WHAT THE TASK REQUIRES: Give back every line exactly as it appears, pictures excluded.

Collection entries:
begin

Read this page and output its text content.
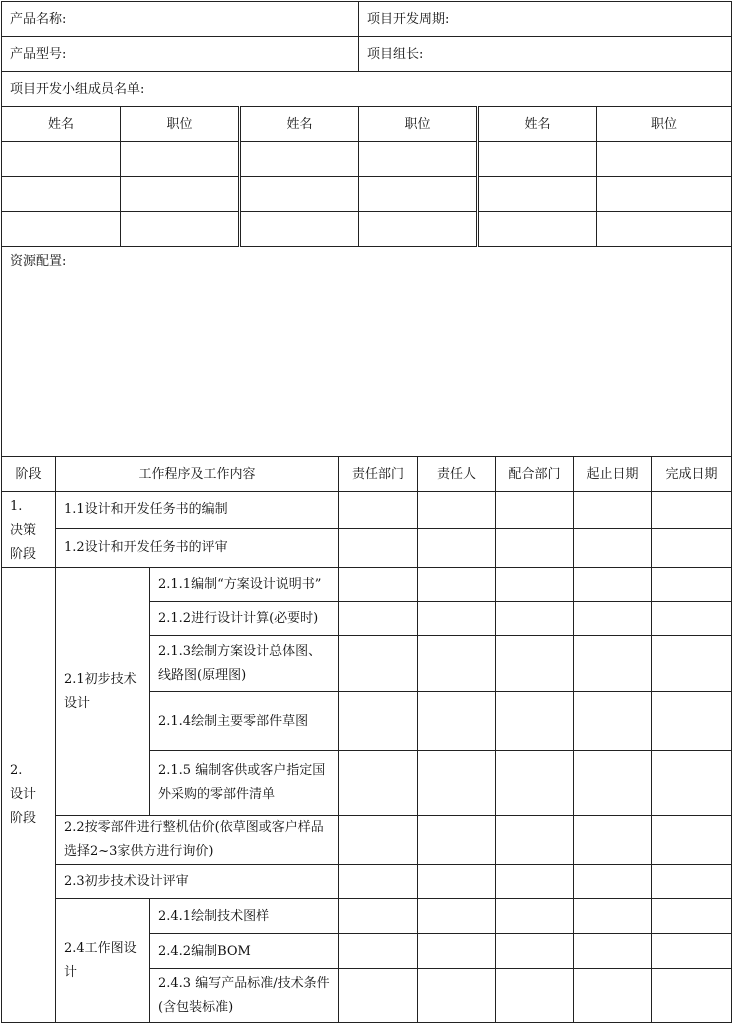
产品名称:			项目开发周期:		
产品型号:			项目组长:		
项目开发小组成员名单:					
姓名	职位	姓名	职位	姓名	职位

资源配置:					
阶段	工作程序及工作内容		责任部门	责任人	配合部门	起止日期	完成日期
1.
决策
阶段	1.1设计和开发任务书的编制						
	1.2设计和开发任务书的评审						
2.
设计
阶段	2.1初步技术设计	2.1.1编制“方案设计说明书”					
		2.1.2进行设计计算(必要时)					
		2.1.3绘制方案设计总体图、线路图(原理图)					
		2.1.4绘制主要零部件草图					
		2.1.5 编制客供或客户指定国外采购的零部件清单					
	2.2按零部件进行整机估价(依草图或客户样品选择2~3家供方进行询价)						
	2.3初步技术设计评审						
	2.4工作图设计	2.4.1绘制技术图样					
		2.4.2编制BOM					
		2.4.3 编写产品标准/技术条件(含包装标准)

end

RESPONSE TO THIS EXERCISE:
Read this page and output its text content.
产品名称:			项目开发周期:		
产品型号:			项目组长:		
项目开发小组成员名单:					
姓名	职位	姓名	职位	姓名	职位

资源配置:					
阶段	工作程序及工作内容		责任部门	责任人	配合部门	起止日期	完成日期
1.
决策
阶段	1.1设计和开发任务书的编制						
	1.2设计和开发任务书的评审						
2.
设计
阶段	2.1初步技术设计	2.1.1编制“方案设计说明书”					
		2.1.2进行设计计算(必要时)					
		2.1.3绘制方案设计总体图、线路图(原理图)					
		2.1.4绘制主要零部件草图					
		2.1.5 编制客供或客户指定国外采购的零部件清单					
	2.2按零部件进行整机估价(依草图或客户样品选择2~3家供方进行询价)						
	2.3初步技术设计评审						
	2.4工作图设计	2.4.1绘制技术图样					
		2.4.2编制BOM					
		2.4.3 编写产品标准/技术条件(含包装标准)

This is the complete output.